====== Entries shown

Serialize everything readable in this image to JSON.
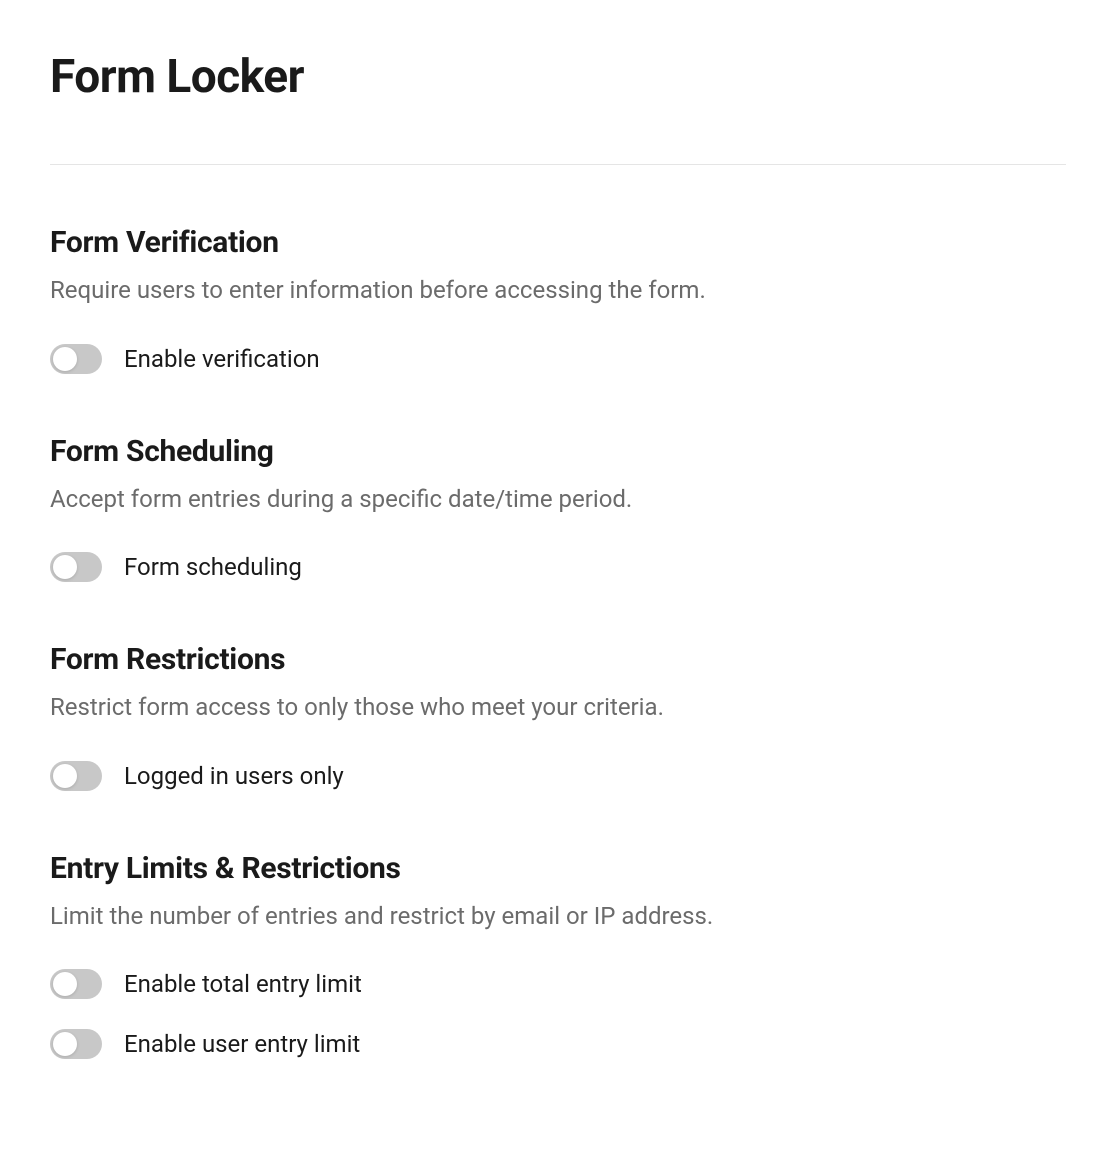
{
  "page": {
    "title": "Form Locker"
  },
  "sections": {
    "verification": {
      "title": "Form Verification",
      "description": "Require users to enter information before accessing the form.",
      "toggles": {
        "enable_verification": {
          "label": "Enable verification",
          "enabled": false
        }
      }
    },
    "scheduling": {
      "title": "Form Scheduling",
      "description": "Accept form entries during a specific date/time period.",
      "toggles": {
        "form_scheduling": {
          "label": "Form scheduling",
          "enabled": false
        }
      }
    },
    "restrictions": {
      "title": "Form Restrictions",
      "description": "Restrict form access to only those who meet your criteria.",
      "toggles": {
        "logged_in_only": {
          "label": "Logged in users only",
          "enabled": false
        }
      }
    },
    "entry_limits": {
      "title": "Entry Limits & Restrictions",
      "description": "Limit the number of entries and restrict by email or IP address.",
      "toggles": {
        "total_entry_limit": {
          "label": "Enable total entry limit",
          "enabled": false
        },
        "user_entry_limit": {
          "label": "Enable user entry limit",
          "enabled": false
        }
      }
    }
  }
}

============

### Given task:
Every line of text is to be repeated exactly; pictures are left out.

### Solution to this exercise:
Serialize everything readable in this image to JSON.
{
  "page": {
    "title": "Form Locker"
  },
  "sections": {
    "verification": {
      "title": "Form Verification",
      "description": "Require users to enter information before accessing the form.",
      "toggles": {
        "enable_verification": {
          "label": "Enable verification",
          "enabled": false
        }
      }
    },
    "scheduling": {
      "title": "Form Scheduling",
      "description": "Accept form entries during a specific date/time period.",
      "toggles": {
        "form_scheduling": {
          "label": "Form scheduling",
          "enabled": false
        }
      }
    },
    "restrictions": {
      "title": "Form Restrictions",
      "description": "Restrict form access to only those who meet your criteria.",
      "toggles": {
        "logged_in_only": {
          "label": "Logged in users only",
          "enabled": false
        }
      }
    },
    "entry_limits": {
      "title": "Entry Limits & Restrictions",
      "description": "Limit the number of entries and restrict by email or IP address.",
      "toggles": {
        "total_entry_limit": {
          "label": "Enable total entry limit",
          "enabled": false
        },
        "user_entry_limit": {
          "label": "Enable user entry limit",
          "enabled": false
        }
      }
    }
  }
}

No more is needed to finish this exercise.